Saved entries
● ● ● ● ●

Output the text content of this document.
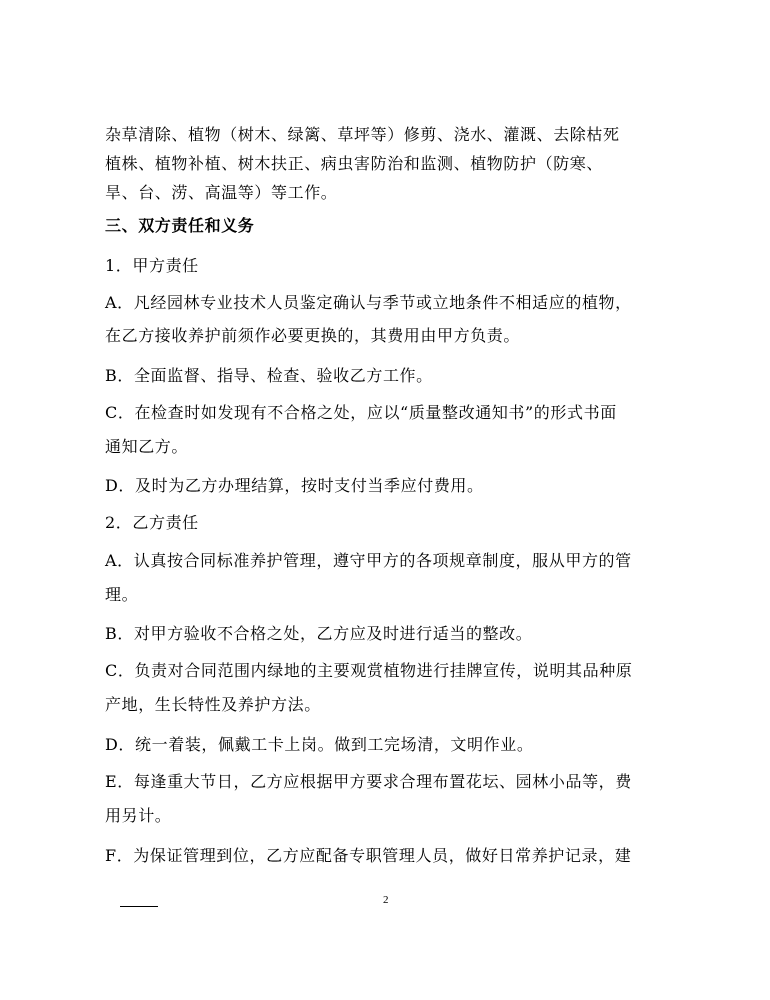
杂草清除、植物（树木、绿篱、草坪等）修剪、浇水、灌溉、去除枯死
植株、植物补植、树木扶正、病虫害防治和监测、植物防护（防寒、
旱、台、涝、高温等）等工作。
三、双方责任和义务
1．甲方责任
A．凡经园林专业技术人员鉴定确认与季节或立地条件不相适应的植物，
在乙方接收养护前须作必要更换的，其费用由甲方负责。
B．全面监督、指导、检查、验收乙方工作。
C．在检查时如发现有不合格之处，应以“质量整改通知书”的形式书面
通知乙方。
D．及时为乙方办理结算，按时支付当季应付费用。
2．乙方责任
A．认真按合同标准养护管理，遵守甲方的各项规章制度，服从甲方的管
理。
B．对甲方验收不合格之处，乙方应及时进行适当的整改。
C．负责对合同范围内绿地的主要观赏植物进行挂牌宣传，说明其品种原
产地，生长特性及养护方法。
D．统一着装，佩戴工卡上岗。做到工完场清，文明作业。
E．每逢重大节日，乙方应根据甲方要求合理布置花坛、园林小品等，费
用另计。
F．为保证管理到位，乙方应配备专职管理人员，做好日常养护记录，建
2
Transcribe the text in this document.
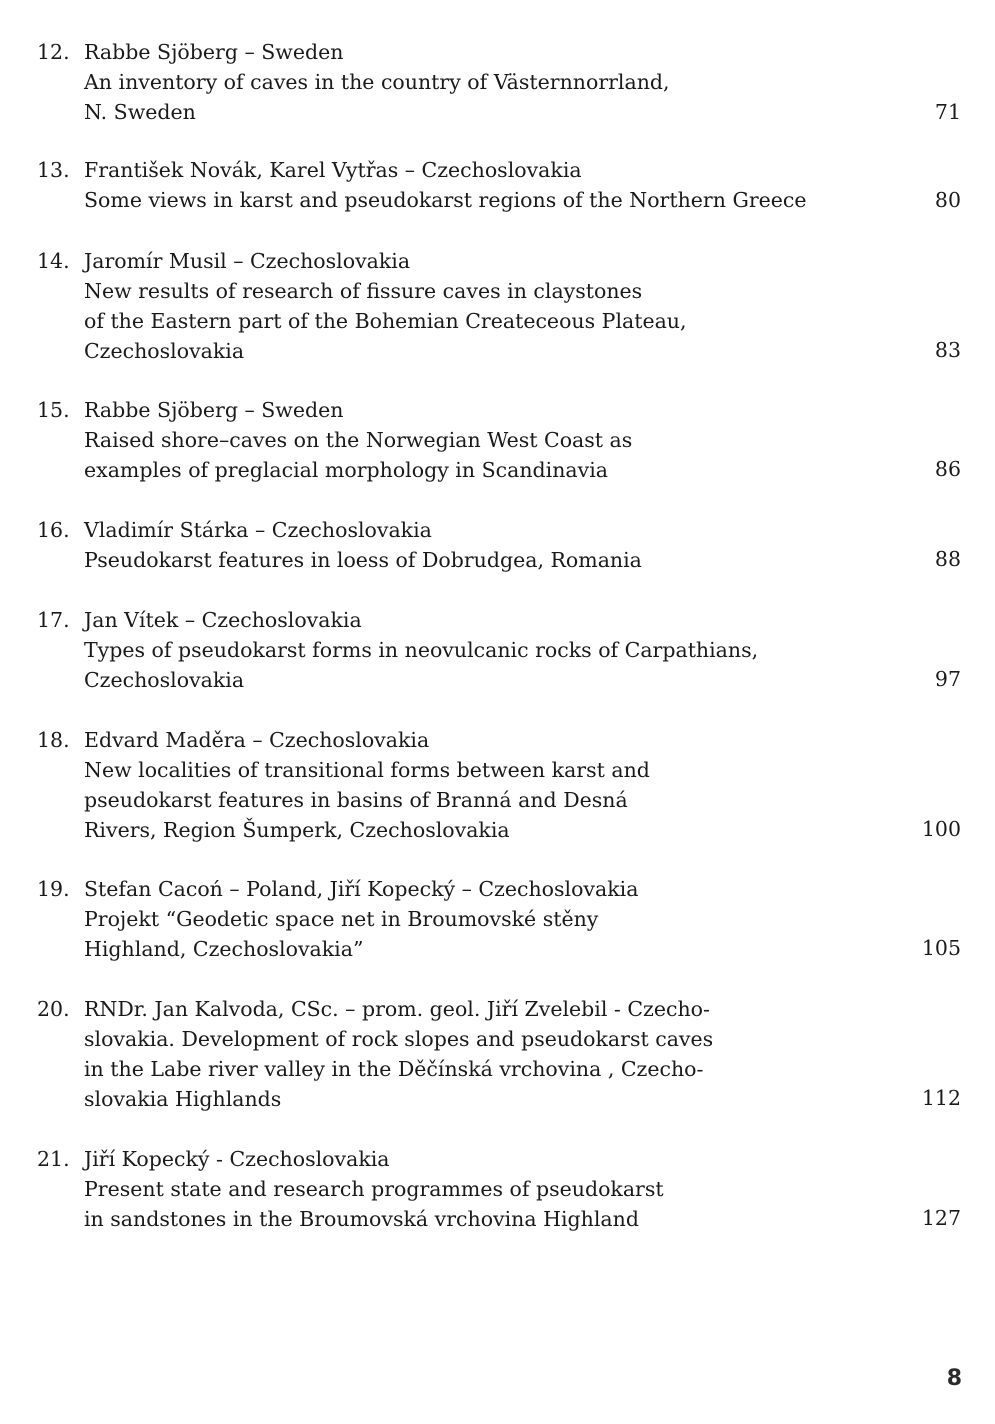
12. Rabbe Sjöberg – Sweden
An inventory of caves in the country of Västernnorrland,
N. Sweden	71
13. František Novák, Karel Vytřas – Czechoslovakia
Some views in karst and pseudokarst regions of the Northern Greece	80
14. Jaromír Musil – Czechoslovakia
New results of research of fissure caves in claystones
of the Eastern part of the Bohemian Createceous Plateau,
Czechoslovakia	83
15. Rabbe Sjöberg – Sweden
Raised shore–caves on the Norwegian West Coast as
examples of preglacial morphology in Scandinavia	86
16. Vladimír Stárka – Czechoslovakia
Pseudokarst features in loess of Dobrudgea, Romania	88
17. Jan Vítek – Czechoslovakia
Types of pseudokarst forms in neovulcanic rocks of Carpathians,
Czechoslovakia	97
18. Edvard Maděra – Czechoslovakia
New localities of transitional forms between karst and
pseudokarst features in basins of Branná and Desná
Rivers, Region Šumperk, Czechoslovakia	100
19. Stefan Cacoń – Poland, Jiří Kopecký – Czechoslovakia
Projekt “Geodetic space net in Broumovské stěny
Highland, Czechoslovakia”	105
20. RNDr. Jan Kalvoda, CSc. – prom. geol. Jiří Zvelebil - Czecho-
slovakia. Development of rock slopes and pseudokarst caves
in the Labe river valley in the Děčínská vrchovina , Czecho-
slovakia Highlands	112
21. Jiří Kopecký - Czechoslovakia
Present state and research programmes of pseudokarst
in sandstones in the Broumovská vrchovina Highland	127
8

● ● ● ● ●

■ **Task statement**
Of all the lines in the material above, how many contain the word "this"? Give only the count.

■ **The result**
2